_Written problem_
Output every record word for word.

(Dataset listings of figures)
#####

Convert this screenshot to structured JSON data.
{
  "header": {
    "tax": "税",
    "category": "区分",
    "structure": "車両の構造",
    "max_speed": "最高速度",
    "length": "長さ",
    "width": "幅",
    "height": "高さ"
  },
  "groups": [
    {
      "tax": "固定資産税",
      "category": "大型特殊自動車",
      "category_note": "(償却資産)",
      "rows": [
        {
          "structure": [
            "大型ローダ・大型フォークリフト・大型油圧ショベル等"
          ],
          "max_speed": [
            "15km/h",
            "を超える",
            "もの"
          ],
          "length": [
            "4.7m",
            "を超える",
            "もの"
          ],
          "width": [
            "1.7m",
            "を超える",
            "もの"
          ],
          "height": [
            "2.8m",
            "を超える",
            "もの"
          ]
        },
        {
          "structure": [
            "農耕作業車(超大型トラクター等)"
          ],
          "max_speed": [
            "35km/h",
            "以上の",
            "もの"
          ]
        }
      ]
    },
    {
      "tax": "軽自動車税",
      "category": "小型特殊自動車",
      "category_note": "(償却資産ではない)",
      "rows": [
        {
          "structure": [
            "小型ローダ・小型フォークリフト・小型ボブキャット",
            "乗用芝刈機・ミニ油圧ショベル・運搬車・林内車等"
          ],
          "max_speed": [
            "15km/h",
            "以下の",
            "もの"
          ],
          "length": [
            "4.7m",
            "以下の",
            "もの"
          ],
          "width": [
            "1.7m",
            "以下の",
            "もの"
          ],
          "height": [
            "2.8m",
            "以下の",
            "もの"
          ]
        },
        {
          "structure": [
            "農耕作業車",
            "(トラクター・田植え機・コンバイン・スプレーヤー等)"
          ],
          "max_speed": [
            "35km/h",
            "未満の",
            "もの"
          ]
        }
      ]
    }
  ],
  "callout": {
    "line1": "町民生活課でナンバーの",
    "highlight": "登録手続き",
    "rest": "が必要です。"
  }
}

#####

_Task result_
Convert this screenshot to structured JSON data.
{
  "header": {
    "tax": "税",
    "category": "区分",
    "structure": "車両の構造",
    "max_speed": "最高速度",
    "length": "長さ",
    "width": "幅",
    "height": "高さ"
  },
  "groups": [
    {
      "tax": "固定資産税",
      "category": "大型特殊自動車",
      "category_note": "(償却資産)",
      "rows": [
        {
          "structure": [
            "大型ローダ・大型フォークリフト・大型油圧ショベル等"
          ],
          "max_speed": [
            "15km/h",
            "を超える",
            "もの"
          ],
          "length": [
            "4.7m",
            "を超える",
            "もの"
          ],
          "width": [
            "1.7m",
            "を超える",
            "もの"
          ],
          "height": [
            "2.8m",
            "を超える",
            "もの"
          ]
        },
        {
          "structure": [
            "農耕作業車(超大型トラクター等)"
          ],
          "max_speed": [
            "35km/h",
            "以上の",
            "もの"
          ]
        }
      ]
    },
    {
      "tax": "軽自動車税",
      "category": "小型特殊自動車",
      "category_note": "(償却資産ではない)",
      "rows": [
        {
          "structure": [
            "小型ローダ・小型フォークリフト・小型ボブキャット",
            "乗用芝刈機・ミニ油圧ショベル・運搬車・林内車等"
          ],
          "max_speed": [
            "15km/h",
            "以下の",
            "もの"
          ],
          "length": [
            "4.7m",
            "以下の",
            "もの"
          ],
          "width": [
            "1.7m",
            "以下の",
            "もの"
          ],
          "height": [
            "2.8m",
            "以下の",
            "もの"
          ]
        },
        {
          "structure": [
            "農耕作業車",
            "(トラクター・田植え機・コンバイン・スプレーヤー等)"
          ],
          "max_speed": [
            "35km/h",
            "未満の",
            "もの"
          ]
        }
      ]
    }
  ],
  "callout": {
    "line1": "町民生活課でナンバーの",
    "highlight": "登録手続き",
    "rest": "が必要です。"
  }
}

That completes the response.